§ **Problem requirements**:
Pull every line that holds the word "context" from the entries.

-- start Data shown --

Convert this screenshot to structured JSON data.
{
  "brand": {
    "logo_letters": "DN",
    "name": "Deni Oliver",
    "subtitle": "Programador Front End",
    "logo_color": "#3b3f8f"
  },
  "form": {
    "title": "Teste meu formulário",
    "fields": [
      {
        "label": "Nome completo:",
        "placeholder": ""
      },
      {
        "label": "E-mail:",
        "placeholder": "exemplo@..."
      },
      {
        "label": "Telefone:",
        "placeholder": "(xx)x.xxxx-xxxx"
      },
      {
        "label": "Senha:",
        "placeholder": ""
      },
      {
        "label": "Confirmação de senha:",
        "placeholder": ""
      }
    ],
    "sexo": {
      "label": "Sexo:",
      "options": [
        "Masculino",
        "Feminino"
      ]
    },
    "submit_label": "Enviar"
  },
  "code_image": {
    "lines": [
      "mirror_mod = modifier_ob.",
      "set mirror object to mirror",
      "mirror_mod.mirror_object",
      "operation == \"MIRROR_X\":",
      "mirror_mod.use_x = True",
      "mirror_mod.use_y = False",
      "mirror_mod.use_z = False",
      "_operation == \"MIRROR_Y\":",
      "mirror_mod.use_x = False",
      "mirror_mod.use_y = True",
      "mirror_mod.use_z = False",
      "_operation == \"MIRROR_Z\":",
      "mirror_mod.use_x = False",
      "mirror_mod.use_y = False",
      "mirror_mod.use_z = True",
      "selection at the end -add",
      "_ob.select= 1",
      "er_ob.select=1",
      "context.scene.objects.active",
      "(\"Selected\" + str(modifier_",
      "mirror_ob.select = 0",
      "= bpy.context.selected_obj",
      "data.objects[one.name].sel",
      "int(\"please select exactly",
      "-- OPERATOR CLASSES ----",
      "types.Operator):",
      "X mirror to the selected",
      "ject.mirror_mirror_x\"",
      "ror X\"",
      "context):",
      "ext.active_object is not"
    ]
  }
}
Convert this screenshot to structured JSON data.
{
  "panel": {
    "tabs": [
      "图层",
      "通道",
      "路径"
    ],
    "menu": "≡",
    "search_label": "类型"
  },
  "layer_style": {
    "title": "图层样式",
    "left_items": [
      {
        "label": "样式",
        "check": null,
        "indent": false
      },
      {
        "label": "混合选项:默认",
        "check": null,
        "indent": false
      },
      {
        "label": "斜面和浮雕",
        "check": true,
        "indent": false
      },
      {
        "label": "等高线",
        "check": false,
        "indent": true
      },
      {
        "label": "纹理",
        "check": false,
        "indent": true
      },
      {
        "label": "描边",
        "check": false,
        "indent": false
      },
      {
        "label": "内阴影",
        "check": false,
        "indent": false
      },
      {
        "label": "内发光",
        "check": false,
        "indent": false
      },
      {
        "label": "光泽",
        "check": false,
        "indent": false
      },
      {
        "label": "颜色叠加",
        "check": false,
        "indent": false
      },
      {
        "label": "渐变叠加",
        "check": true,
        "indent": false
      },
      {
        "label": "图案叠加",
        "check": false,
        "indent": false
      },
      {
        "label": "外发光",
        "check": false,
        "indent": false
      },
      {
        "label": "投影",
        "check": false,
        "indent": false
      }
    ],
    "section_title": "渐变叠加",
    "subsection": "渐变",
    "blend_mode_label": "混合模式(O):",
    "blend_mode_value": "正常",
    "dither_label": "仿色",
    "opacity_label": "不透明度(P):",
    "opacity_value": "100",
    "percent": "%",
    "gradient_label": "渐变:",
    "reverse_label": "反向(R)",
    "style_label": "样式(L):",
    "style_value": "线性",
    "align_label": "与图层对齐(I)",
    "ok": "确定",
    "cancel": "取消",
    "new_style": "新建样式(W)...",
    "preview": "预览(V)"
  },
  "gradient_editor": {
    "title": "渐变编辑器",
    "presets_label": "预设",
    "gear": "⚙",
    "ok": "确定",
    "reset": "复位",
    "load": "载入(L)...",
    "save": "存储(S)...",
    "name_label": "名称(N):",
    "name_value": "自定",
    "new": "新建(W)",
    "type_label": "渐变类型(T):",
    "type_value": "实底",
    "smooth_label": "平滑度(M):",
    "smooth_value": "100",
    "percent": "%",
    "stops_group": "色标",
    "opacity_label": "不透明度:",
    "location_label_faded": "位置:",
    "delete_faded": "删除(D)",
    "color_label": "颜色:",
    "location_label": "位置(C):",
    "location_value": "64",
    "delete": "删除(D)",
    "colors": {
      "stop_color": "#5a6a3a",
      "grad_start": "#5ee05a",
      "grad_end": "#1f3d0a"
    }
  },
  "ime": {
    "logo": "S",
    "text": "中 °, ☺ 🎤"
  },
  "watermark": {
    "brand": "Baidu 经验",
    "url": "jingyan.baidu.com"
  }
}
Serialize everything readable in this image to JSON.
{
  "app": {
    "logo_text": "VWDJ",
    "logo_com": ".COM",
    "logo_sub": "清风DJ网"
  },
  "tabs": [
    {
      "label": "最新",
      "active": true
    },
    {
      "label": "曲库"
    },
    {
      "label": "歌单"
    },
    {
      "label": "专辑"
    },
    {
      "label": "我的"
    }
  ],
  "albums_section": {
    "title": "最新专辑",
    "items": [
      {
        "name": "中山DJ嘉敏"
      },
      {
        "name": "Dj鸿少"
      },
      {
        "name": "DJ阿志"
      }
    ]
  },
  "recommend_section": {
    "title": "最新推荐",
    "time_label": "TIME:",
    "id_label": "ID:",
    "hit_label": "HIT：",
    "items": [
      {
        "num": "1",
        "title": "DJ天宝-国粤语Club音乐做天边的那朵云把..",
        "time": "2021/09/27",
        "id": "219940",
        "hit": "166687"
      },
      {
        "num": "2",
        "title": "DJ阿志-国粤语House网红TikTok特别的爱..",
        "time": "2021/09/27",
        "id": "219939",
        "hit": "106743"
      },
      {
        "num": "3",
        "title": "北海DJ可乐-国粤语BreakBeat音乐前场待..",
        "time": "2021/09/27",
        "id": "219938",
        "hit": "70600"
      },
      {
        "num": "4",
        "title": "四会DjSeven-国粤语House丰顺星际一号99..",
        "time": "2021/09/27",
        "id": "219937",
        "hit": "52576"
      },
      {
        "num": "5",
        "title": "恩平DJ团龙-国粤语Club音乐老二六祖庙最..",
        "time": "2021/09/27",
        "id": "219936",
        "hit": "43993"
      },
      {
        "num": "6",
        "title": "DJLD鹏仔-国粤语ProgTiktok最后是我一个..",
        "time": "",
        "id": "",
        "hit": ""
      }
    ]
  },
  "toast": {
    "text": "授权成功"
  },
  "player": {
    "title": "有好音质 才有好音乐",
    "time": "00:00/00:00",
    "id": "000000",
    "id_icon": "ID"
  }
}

-- end Data shown --

§ **Correct response**:
      "context.scene.objects.active",
      "= bpy.context.selected_obj",
      "context):",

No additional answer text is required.